** What the task requires **
Extract every line of the data below word for word, omitting the pictures.

** Records for this exercise **

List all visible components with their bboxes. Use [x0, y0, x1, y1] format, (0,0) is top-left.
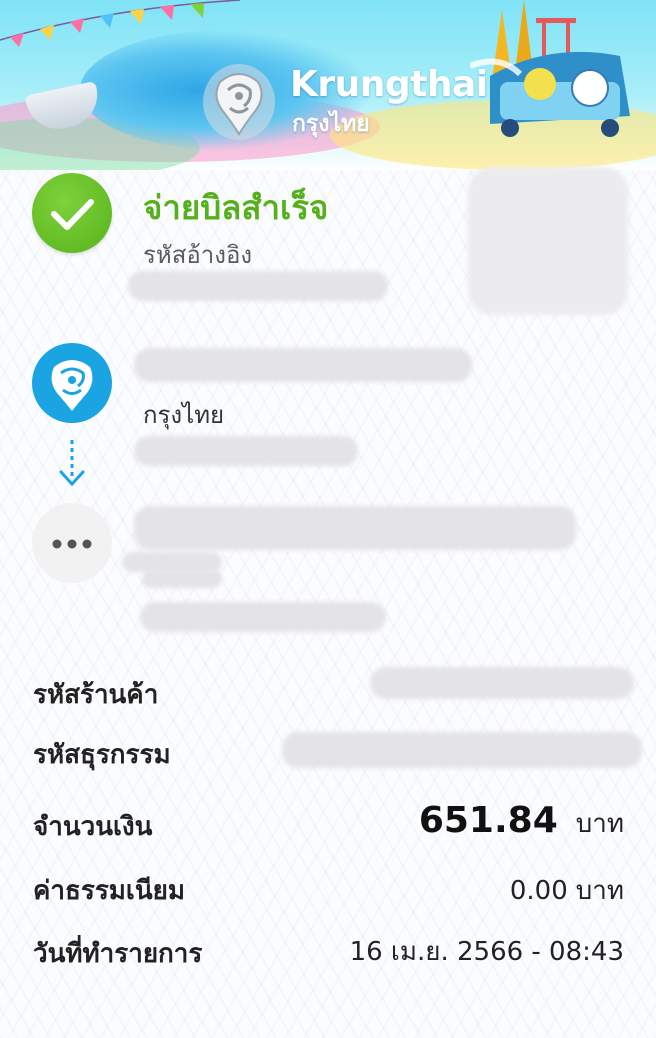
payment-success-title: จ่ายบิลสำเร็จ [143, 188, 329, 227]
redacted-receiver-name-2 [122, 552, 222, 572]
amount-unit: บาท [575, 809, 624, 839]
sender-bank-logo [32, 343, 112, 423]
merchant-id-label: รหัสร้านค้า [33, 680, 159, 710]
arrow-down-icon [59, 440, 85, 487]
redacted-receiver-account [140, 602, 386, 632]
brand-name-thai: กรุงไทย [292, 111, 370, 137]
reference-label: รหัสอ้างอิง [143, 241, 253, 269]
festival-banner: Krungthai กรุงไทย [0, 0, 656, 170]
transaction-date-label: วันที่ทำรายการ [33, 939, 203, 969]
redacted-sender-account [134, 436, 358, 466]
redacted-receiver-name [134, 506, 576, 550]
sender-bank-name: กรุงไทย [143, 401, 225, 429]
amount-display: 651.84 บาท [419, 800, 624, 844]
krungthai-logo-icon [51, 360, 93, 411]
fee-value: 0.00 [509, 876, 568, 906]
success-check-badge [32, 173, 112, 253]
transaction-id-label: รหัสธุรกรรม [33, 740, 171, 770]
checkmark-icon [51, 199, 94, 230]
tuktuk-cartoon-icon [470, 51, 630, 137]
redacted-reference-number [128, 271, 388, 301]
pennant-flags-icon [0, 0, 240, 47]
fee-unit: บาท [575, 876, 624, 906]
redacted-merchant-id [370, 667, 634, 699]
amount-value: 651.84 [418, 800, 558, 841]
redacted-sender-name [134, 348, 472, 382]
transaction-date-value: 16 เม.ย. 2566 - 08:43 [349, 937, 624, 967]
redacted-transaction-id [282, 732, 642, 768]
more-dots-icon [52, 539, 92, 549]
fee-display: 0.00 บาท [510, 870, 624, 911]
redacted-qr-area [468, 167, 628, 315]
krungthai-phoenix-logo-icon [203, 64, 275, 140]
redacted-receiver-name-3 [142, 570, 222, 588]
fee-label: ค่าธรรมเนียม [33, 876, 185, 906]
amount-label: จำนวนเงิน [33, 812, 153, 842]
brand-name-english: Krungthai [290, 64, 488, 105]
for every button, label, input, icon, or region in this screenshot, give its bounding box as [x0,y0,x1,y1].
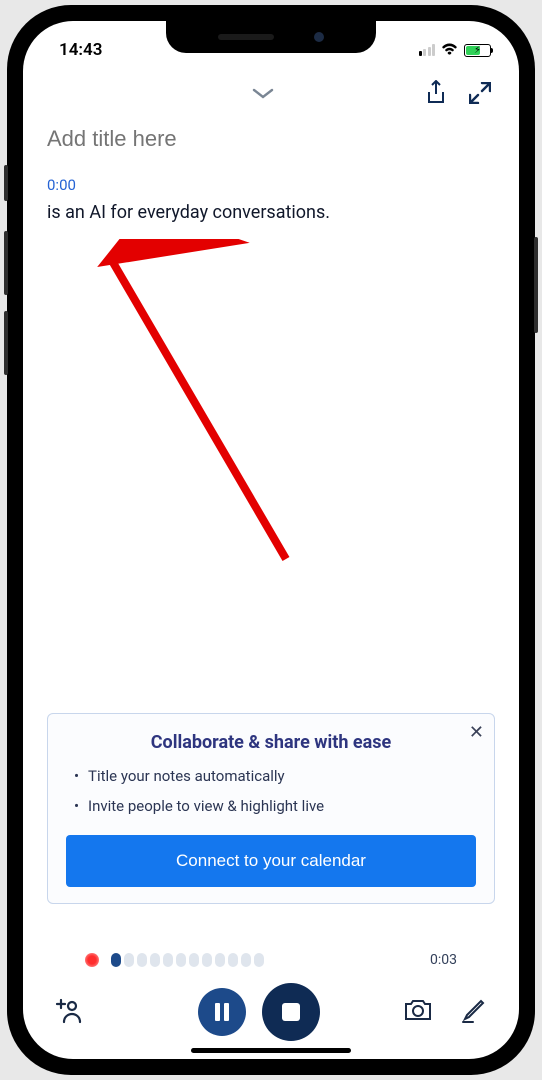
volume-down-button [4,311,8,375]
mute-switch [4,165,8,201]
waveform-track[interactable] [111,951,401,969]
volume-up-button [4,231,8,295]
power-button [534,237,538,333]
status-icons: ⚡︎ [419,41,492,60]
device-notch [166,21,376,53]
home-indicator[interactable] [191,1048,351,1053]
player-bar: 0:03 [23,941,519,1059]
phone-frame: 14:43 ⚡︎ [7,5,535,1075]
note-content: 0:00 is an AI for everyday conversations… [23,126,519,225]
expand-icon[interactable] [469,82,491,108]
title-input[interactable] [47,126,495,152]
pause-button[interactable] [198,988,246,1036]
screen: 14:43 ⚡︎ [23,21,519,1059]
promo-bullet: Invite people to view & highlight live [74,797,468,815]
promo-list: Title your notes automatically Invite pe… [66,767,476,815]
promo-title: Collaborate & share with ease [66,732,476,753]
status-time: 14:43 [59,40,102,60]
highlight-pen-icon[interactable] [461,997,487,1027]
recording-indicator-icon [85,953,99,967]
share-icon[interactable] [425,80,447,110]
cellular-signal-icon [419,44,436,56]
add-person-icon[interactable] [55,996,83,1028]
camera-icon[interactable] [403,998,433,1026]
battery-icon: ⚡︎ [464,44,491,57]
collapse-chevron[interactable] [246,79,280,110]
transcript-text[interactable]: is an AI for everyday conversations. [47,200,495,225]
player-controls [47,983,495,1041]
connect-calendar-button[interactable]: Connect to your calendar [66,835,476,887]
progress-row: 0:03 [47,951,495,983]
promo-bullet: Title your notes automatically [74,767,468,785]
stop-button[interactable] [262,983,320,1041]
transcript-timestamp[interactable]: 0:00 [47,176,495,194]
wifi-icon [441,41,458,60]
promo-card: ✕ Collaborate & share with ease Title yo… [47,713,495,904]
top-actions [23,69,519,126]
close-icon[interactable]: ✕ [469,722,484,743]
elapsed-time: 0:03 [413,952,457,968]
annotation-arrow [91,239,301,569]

** Problem solution **
List all visible components with their bboxes. Use [x0, y0, x1, y1] format, (0,0) is top-left.
payment-success-title: จ่ายบิลสำเร็จ [143, 188, 329, 227]
redacted-receiver-name-2 [122, 552, 222, 572]
amount-unit: บาท [575, 809, 624, 839]
sender-bank-logo [32, 343, 112, 423]
merchant-id-label: รหัสร้านค้า [33, 680, 159, 710]
arrow-down-icon [59, 440, 85, 487]
redacted-receiver-account [140, 602, 386, 632]
brand-name-thai: กรุงไทย [292, 111, 370, 137]
reference-label: รหัสอ้างอิง [143, 241, 253, 269]
festival-banner: Krungthai กรุงไทย [0, 0, 656, 170]
transaction-date-label: วันที่ทำรายการ [33, 939, 203, 969]
redacted-sender-account [134, 436, 358, 466]
redacted-receiver-name [134, 506, 576, 550]
sender-bank-name: กรุงไทย [143, 401, 225, 429]
amount-display: 651.84 บาท [419, 800, 624, 844]
krungthai-logo-icon [51, 360, 93, 411]
fee-value: 0.00 [509, 876, 568, 906]
success-check-badge [32, 173, 112, 253]
transaction-id-label: รหัสธุรกรรม [33, 740, 171, 770]
checkmark-icon [51, 199, 94, 230]
tuktuk-cartoon-icon [470, 51, 630, 137]
redacted-reference-number [128, 271, 388, 301]
pennant-flags-icon [0, 0, 240, 47]
fee-unit: บาท [575, 876, 624, 906]
redacted-merchant-id [370, 667, 634, 699]
amount-value: 651.84 [418, 800, 558, 841]
redacted-sender-name [134, 348, 472, 382]
transaction-date-value: 16 เม.ย. 2566 - 08:43 [349, 937, 624, 967]
redacted-transaction-id [282, 732, 642, 768]
more-dots-icon [52, 539, 92, 549]
fee-display: 0.00 บาท [510, 870, 624, 911]
redacted-qr-area [468, 167, 628, 315]
krungthai-phoenix-logo-icon [203, 64, 275, 140]
redacted-receiver-name-3 [142, 570, 222, 588]
fee-label: ค่าธรรมเนียม [33, 876, 185, 906]
amount-label: จำนวนเงิน [33, 812, 153, 842]
brand-name-english: Krungthai [290, 64, 488, 105]
for every button, label, input, icon, or region in this screenshot, give its bounding box as [x0,y0,x1,y1].
volume-down-button [4,311,8,375]
mute-switch [4,165,8,201]
waveform-track[interactable] [111,951,401,969]
volume-up-button [4,231,8,295]
power-button [534,237,538,333]
status-icons: ⚡︎ [419,41,492,60]
device-notch [166,21,376,53]
home-indicator[interactable] [191,1048,351,1053]
player-bar: 0:03 [23,941,519,1059]
phone-frame: 14:43 ⚡︎ [7,5,535,1075]
note-content: 0:00 is an AI for everyday conversations… [23,126,519,225]
expand-icon[interactable] [469,82,491,108]
title-input[interactable] [47,126,495,152]
pause-button[interactable] [198,988,246,1036]
screen: 14:43 ⚡︎ [23,21,519,1059]
promo-bullet: Invite people to view & highlight live [74,797,468,815]
promo-list: Title your notes automatically Invite pe… [66,767,476,815]
promo-title: Collaborate & share with ease [66,732,476,753]
status-time: 14:43 [59,40,102,60]
highlight-pen-icon[interactable] [461,997,487,1027]
recording-indicator-icon [85,953,99,967]
share-icon[interactable] [425,80,447,110]
cellular-signal-icon [419,44,436,56]
add-person-icon[interactable] [55,996,83,1028]
camera-icon[interactable] [403,998,433,1026]
battery-icon: ⚡︎ [464,44,491,57]
collapse-chevron[interactable] [246,79,280,110]
transcript-text[interactable]: is an AI for everyday conversations. [47,200,495,225]
player-controls [47,983,495,1041]
connect-calendar-button[interactable]: Connect to your calendar [66,835,476,887]
progress-row: 0:03 [47,951,495,983]
promo-bullet: Title your notes automatically [74,767,468,785]
stop-button[interactable] [262,983,320,1041]
transcript-timestamp[interactable]: 0:00 [47,176,495,194]
wifi-icon [441,41,458,60]
promo-card: ✕ Collaborate & share with ease Title yo… [47,713,495,904]
top-actions [23,69,519,126]
close-icon[interactable]: ✕ [469,722,484,743]
elapsed-time: 0:03 [413,952,457,968]
annotation-arrow [91,239,301,569]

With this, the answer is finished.